• **Short exercise**
Return the lines of data below, unchanged, from the line containing "Identify all the" through the line containing "callout-46: 46 [364, 189, 412, 238]", including both of those lines. Leave out the pictures.

[Region and label listings]

⁂

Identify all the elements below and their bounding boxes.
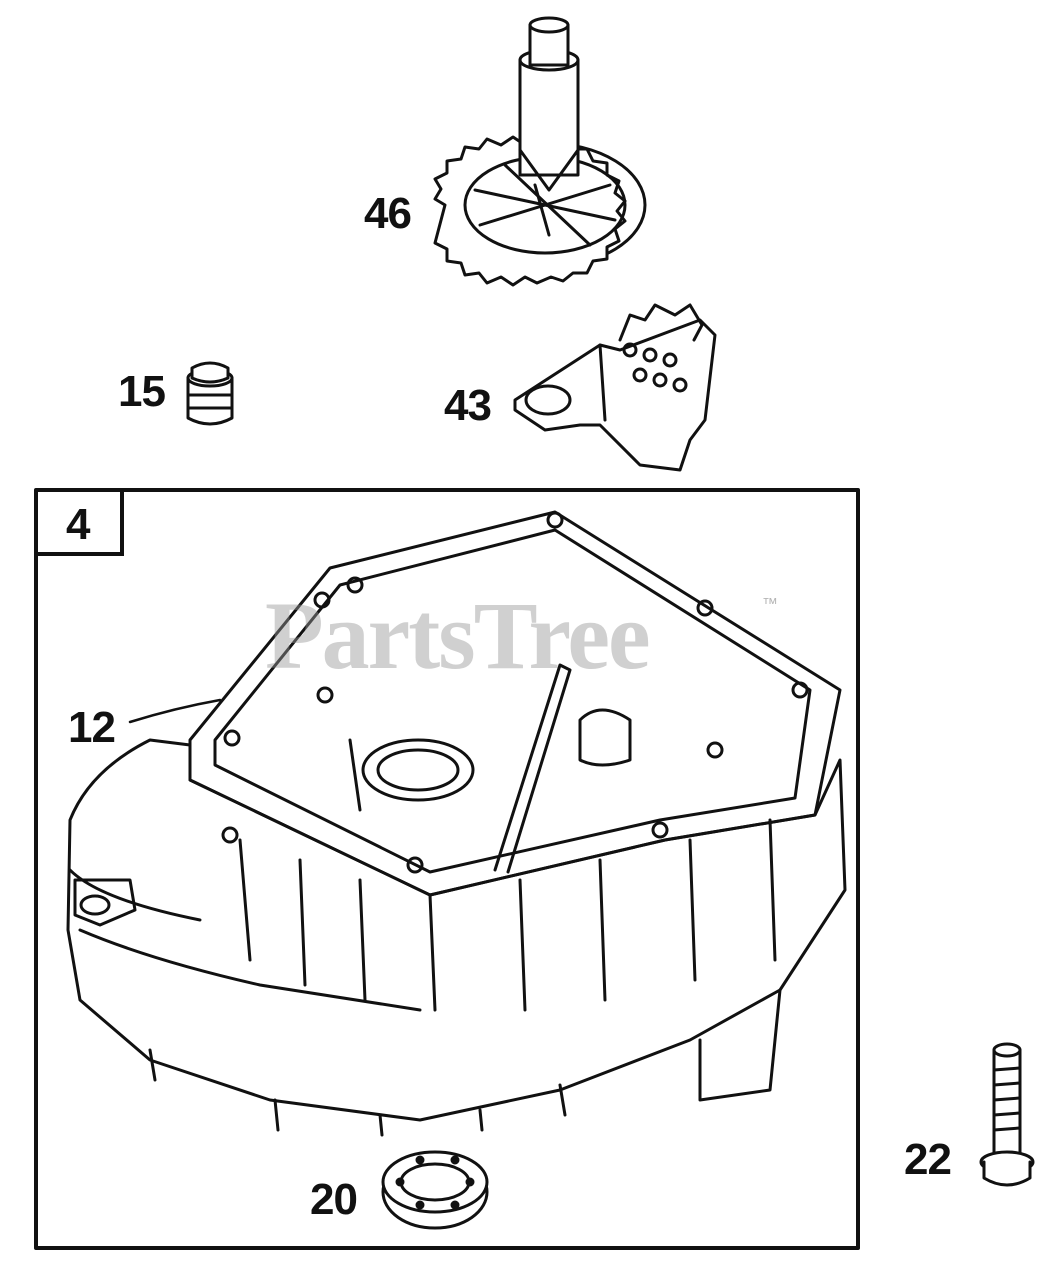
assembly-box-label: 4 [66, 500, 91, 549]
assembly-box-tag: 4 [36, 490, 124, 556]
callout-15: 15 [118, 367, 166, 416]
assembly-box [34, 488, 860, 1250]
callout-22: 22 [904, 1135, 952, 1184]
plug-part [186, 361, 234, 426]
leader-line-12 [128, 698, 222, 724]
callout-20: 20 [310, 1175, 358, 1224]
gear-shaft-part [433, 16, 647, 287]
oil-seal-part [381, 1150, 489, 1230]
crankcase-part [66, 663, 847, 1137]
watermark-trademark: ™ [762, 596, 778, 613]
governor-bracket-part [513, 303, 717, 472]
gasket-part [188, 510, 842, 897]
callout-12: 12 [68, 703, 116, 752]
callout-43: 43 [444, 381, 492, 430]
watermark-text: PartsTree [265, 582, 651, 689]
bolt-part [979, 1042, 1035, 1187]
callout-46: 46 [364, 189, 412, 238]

⁂

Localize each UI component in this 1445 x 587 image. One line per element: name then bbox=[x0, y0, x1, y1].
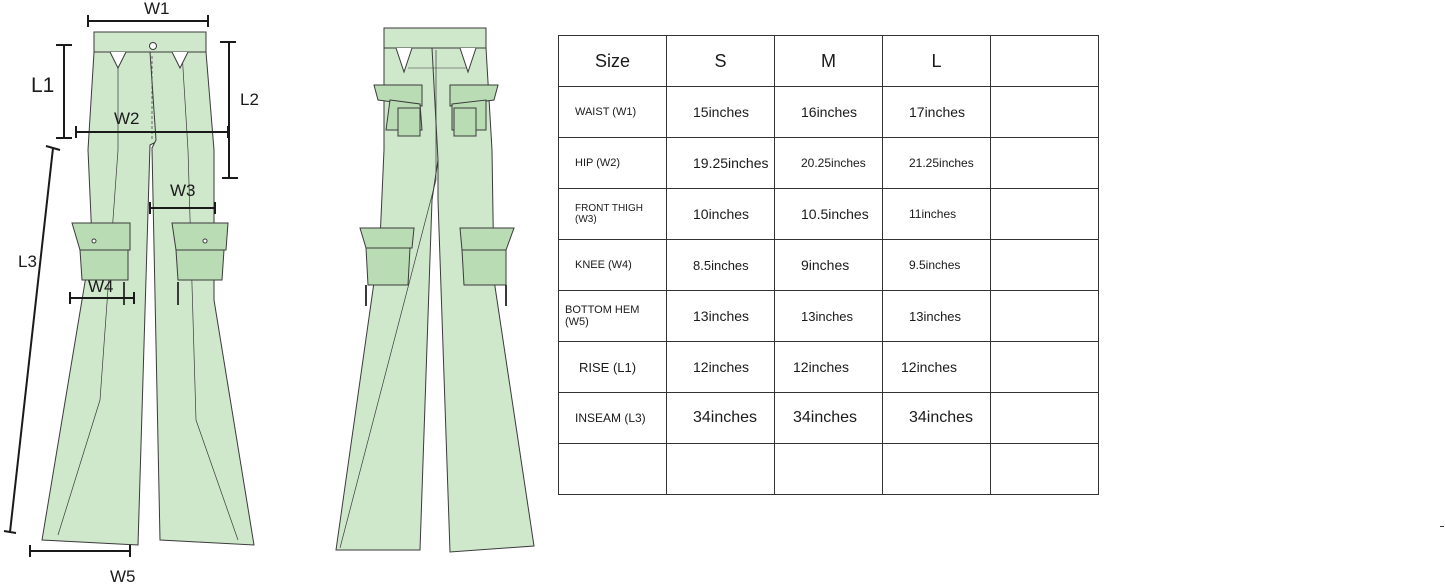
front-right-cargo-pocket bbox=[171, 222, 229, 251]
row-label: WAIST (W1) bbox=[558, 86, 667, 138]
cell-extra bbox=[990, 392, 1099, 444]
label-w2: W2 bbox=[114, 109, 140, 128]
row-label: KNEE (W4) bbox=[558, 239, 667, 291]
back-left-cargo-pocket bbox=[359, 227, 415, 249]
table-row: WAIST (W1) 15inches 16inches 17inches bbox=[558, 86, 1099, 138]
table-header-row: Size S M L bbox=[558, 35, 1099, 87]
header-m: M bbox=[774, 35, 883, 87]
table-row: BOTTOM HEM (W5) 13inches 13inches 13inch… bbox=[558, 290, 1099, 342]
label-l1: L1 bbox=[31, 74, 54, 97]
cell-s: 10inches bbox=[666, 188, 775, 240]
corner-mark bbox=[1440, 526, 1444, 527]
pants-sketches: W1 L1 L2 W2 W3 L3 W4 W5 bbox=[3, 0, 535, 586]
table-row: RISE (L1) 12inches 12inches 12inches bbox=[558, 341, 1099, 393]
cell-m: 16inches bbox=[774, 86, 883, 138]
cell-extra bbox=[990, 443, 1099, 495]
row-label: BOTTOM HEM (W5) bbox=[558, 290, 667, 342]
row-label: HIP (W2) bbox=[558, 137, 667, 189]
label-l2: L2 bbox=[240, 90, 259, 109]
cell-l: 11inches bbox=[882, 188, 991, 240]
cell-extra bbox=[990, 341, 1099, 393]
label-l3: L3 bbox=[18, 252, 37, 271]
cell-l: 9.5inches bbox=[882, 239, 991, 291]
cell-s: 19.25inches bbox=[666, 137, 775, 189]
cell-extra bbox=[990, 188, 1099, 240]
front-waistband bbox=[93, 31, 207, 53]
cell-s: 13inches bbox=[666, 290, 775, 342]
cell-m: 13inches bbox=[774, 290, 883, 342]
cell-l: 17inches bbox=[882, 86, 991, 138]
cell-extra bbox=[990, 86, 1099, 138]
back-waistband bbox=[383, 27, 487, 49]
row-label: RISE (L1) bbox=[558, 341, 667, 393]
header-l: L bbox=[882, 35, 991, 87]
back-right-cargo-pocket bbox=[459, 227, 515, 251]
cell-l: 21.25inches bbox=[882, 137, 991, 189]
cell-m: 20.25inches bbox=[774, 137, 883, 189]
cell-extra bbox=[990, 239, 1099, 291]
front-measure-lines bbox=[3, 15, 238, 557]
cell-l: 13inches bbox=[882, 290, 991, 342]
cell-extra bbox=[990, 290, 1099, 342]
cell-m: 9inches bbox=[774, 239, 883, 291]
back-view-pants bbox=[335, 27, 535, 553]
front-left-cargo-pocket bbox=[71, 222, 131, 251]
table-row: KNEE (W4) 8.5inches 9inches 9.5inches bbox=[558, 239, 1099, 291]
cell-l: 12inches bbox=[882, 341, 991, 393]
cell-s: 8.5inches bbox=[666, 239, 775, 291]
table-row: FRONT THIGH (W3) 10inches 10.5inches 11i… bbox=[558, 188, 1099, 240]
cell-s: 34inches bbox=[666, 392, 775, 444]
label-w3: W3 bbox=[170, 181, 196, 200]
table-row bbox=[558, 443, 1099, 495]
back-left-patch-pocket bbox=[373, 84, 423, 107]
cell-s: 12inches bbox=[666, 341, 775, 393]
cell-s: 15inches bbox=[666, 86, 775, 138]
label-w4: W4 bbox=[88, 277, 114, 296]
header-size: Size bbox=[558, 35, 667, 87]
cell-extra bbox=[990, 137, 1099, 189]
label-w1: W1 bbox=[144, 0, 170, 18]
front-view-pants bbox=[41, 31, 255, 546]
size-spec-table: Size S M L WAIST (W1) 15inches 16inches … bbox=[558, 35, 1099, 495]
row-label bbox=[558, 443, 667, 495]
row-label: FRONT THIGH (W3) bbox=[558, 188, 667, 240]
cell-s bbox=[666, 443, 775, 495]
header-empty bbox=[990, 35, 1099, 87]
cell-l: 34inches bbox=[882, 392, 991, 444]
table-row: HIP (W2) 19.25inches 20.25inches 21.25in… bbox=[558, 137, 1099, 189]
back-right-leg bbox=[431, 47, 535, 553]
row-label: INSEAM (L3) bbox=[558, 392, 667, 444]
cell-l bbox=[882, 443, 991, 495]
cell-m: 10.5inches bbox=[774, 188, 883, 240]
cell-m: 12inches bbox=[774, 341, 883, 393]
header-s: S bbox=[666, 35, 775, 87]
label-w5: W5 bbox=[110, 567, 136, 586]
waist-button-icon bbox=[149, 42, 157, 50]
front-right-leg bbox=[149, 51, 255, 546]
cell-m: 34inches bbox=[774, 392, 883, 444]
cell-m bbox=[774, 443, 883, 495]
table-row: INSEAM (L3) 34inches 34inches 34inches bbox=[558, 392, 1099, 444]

⁂

• **Result**
Identify all the elements below and their bounding boxes.
assembly-box-label: 4 [66, 500, 91, 549]
assembly-box-tag: 4 [36, 490, 124, 556]
callout-15: 15 [118, 367, 166, 416]
assembly-box [34, 488, 860, 1250]
callout-22: 22 [904, 1135, 952, 1184]
plug-part [186, 361, 234, 426]
leader-line-12 [128, 698, 222, 724]
callout-20: 20 [310, 1175, 358, 1224]
gear-shaft-part [433, 16, 647, 287]
oil-seal-part [381, 1150, 489, 1230]
crankcase-part [66, 663, 847, 1137]
watermark-trademark: ™ [762, 596, 778, 613]
governor-bracket-part [513, 303, 717, 472]
gasket-part [188, 510, 842, 897]
callout-12: 12 [68, 703, 116, 752]
callout-43: 43 [444, 381, 492, 430]
watermark-text: PartsTree [265, 582, 651, 689]
bolt-part [979, 1042, 1035, 1187]
callout-46: 46 [364, 189, 412, 238]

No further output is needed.